Stated exercise »
Repeat every line of the listing below exactly, minus the pictures.

Dataset »
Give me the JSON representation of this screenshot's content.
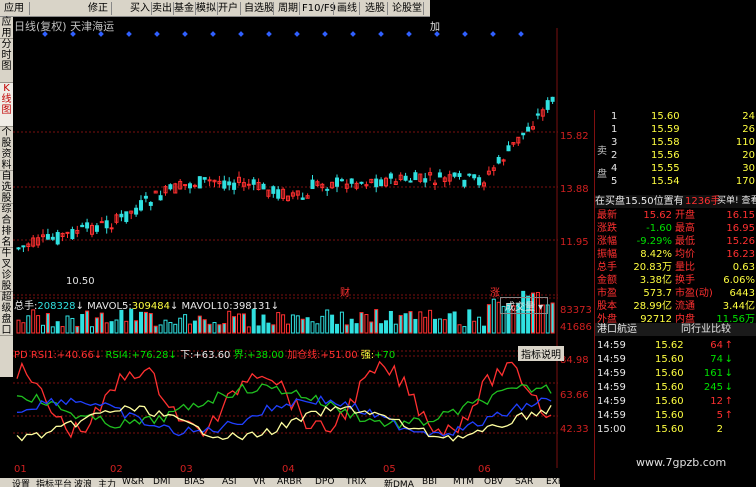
{
  "toolbar": {
    "items": [
      "应用",
      "修正",
      "买入",
      "卖出",
      "基金",
      "模拟",
      "开户",
      "自选股",
      "周期",
      "F10/F9",
      "画线",
      "选股",
      "论股堂"
    ],
    "right_label": "加"
  },
  "sidebar_tabs": [
    "应用",
    "分时图",
    "K线图",
    "个股资料",
    "自选股",
    "综合排名",
    "牛叉诊股",
    "超级盘口"
  ],
  "chart": {
    "title": "日线(复权)",
    "stock_name": "天津海运",
    "min_label": "10.50",
    "price_ticks": [
      "15.82",
      "13.88",
      "11.95"
    ],
    "vol_ticks": [
      "83373",
      "41686"
    ],
    "ind_ticks": [
      "84.98",
      "63.66",
      "42.33"
    ],
    "date_ticks": [
      "01",
      "02",
      "03",
      "04",
      "05",
      "06"
    ],
    "markers": [
      "财",
      "涨"
    ],
    "colors": {
      "up": "#ff3030",
      "down": "#30e0e0",
      "grid": "#7a1010"
    }
  },
  "volume_panel": {
    "label_total": "总手:",
    "total": "208328",
    "mavol5_label": "MAVOL5:",
    "mavol5": "309484",
    "mavol10_label": "MAVOL10:",
    "mavol10": "398131",
    "dropdown": "成交量"
  },
  "indicator_panel": {
    "parts": [
      "PD RSI1:",
      "+40.66",
      "RSI4:",
      "+76.28",
      "下:",
      "+63.60",
      "界:",
      "+38.00",
      "加仓线:",
      "+51.00",
      "强:",
      "+70"
    ],
    "help_button": "指标说明"
  },
  "order_book": {
    "sell_label": "卖",
    "buy_label": "盘",
    "sells": [
      [
        "1",
        "15.60",
        "24"
      ],
      [
        "1",
        "15.59",
        "26"
      ],
      [
        "3",
        "15.58",
        "110"
      ],
      [
        "2",
        "15.56",
        "20"
      ],
      [
        "4",
        "15.55",
        "30"
      ],
      [
        "5",
        "15.54",
        "170"
      ]
    ]
  },
  "status_line": {
    "text": "在买盘15.50位置有",
    "qty": "1236手",
    "link": "买单! 查看详细"
  },
  "stats": [
    [
      "最新",
      "15.62",
      "开盘",
      "16.15"
    ],
    [
      "涨跌",
      "-1.60",
      "最高",
      "16.95"
    ],
    [
      "涨幅",
      "-9.29%",
      "最低",
      "15.26"
    ],
    [
      "振幅",
      "8.42%",
      "均价",
      "16.23"
    ],
    [
      "总手",
      "20.83万",
      "量比",
      "0.63"
    ],
    [
      "金额",
      "3.38亿",
      "换手",
      "6.06%"
    ],
    [
      "市盈",
      "573.7",
      "市盈(动)",
      "6443"
    ],
    [
      "股本",
      "28.99亿",
      "流通",
      "3.44亿"
    ],
    [
      "外盘",
      "92712",
      "内盘",
      "11.56万"
    ]
  ],
  "trades_header": {
    "left": "港口航运",
    "right": "同行业比较"
  },
  "trades": [
    [
      "14:59",
      "15.62",
      "64",
      "up"
    ],
    [
      "14:59",
      "15.60",
      "74",
      "down"
    ],
    [
      "14:59",
      "15.60",
      "161",
      "down"
    ],
    [
      "14:59",
      "15.60",
      "245",
      "down"
    ],
    [
      "14:59",
      "15.60",
      "12",
      "up"
    ],
    [
      "14:59",
      "15.60",
      "5",
      "up"
    ],
    [
      "15:00",
      "15.60",
      "2",
      ""
    ]
  ],
  "bottom_tabs": [
    "设置",
    "指标平台",
    "波浪",
    "主力",
    "W&R",
    "DMI",
    "BIAS",
    "ASI",
    "VR",
    "ARBR",
    "DPO",
    "TRIX",
    "新DMA",
    "BBI",
    "MTM",
    "OBV",
    "SAR",
    "EXPMA",
    "CYS经验"
  ],
  "watermark": "www.7gpzb.com"
}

Response »
Give me the JSON representation of this screenshot's content.
{
  "toolbar": {
    "items": [
      "应用",
      "修正",
      "买入",
      "卖出",
      "基金",
      "模拟",
      "开户",
      "自选股",
      "周期",
      "F10/F9",
      "画线",
      "选股",
      "论股堂"
    ],
    "right_label": "加"
  },
  "sidebar_tabs": [
    "应用",
    "分时图",
    "K线图",
    "个股资料",
    "自选股",
    "综合排名",
    "牛叉诊股",
    "超级盘口"
  ],
  "chart": {
    "title": "日线(复权)",
    "stock_name": "天津海运",
    "min_label": "10.50",
    "price_ticks": [
      "15.82",
      "13.88",
      "11.95"
    ],
    "vol_ticks": [
      "83373",
      "41686"
    ],
    "ind_ticks": [
      "84.98",
      "63.66",
      "42.33"
    ],
    "date_ticks": [
      "01",
      "02",
      "03",
      "04",
      "05",
      "06"
    ],
    "markers": [
      "财",
      "涨"
    ],
    "colors": {
      "up": "#ff3030",
      "down": "#30e0e0",
      "grid": "#7a1010"
    }
  },
  "volume_panel": {
    "label_total": "总手:",
    "total": "208328",
    "mavol5_label": "MAVOL5:",
    "mavol5": "309484",
    "mavol10_label": "MAVOL10:",
    "mavol10": "398131",
    "dropdown": "成交量"
  },
  "indicator_panel": {
    "parts": [
      "PD RSI1:",
      "+40.66",
      "RSI4:",
      "+76.28",
      "下:",
      "+63.60",
      "界:",
      "+38.00",
      "加仓线:",
      "+51.00",
      "强:",
      "+70"
    ],
    "help_button": "指标说明"
  },
  "order_book": {
    "sell_label": "卖",
    "buy_label": "盘",
    "sells": [
      [
        "1",
        "15.60",
        "24"
      ],
      [
        "1",
        "15.59",
        "26"
      ],
      [
        "3",
        "15.58",
        "110"
      ],
      [
        "2",
        "15.56",
        "20"
      ],
      [
        "4",
        "15.55",
        "30"
      ],
      [
        "5",
        "15.54",
        "170"
      ]
    ]
  },
  "status_line": {
    "text": "在买盘15.50位置有",
    "qty": "1236手",
    "link": "买单! 查看详细"
  },
  "stats": [
    [
      "最新",
      "15.62",
      "开盘",
      "16.15"
    ],
    [
      "涨跌",
      "-1.60",
      "最高",
      "16.95"
    ],
    [
      "涨幅",
      "-9.29%",
      "最低",
      "15.26"
    ],
    [
      "振幅",
      "8.42%",
      "均价",
      "16.23"
    ],
    [
      "总手",
      "20.83万",
      "量比",
      "0.63"
    ],
    [
      "金额",
      "3.38亿",
      "换手",
      "6.06%"
    ],
    [
      "市盈",
      "573.7",
      "市盈(动)",
      "6443"
    ],
    [
      "股本",
      "28.99亿",
      "流通",
      "3.44亿"
    ],
    [
      "外盘",
      "92712",
      "内盘",
      "11.56万"
    ]
  ],
  "trades_header": {
    "left": "港口航运",
    "right": "同行业比较"
  },
  "trades": [
    [
      "14:59",
      "15.62",
      "64",
      "up"
    ],
    [
      "14:59",
      "15.60",
      "74",
      "down"
    ],
    [
      "14:59",
      "15.60",
      "161",
      "down"
    ],
    [
      "14:59",
      "15.60",
      "245",
      "down"
    ],
    [
      "14:59",
      "15.60",
      "12",
      "up"
    ],
    [
      "14:59",
      "15.60",
      "5",
      "up"
    ],
    [
      "15:00",
      "15.60",
      "2",
      ""
    ]
  ],
  "bottom_tabs": [
    "设置",
    "指标平台",
    "波浪",
    "主力",
    "W&R",
    "DMI",
    "BIAS",
    "ASI",
    "VR",
    "ARBR",
    "DPO",
    "TRIX",
    "新DMA",
    "BBI",
    "MTM",
    "OBV",
    "SAR",
    "EXPMA",
    "CYS经验"
  ],
  "watermark": "www.7gpzb.com"
}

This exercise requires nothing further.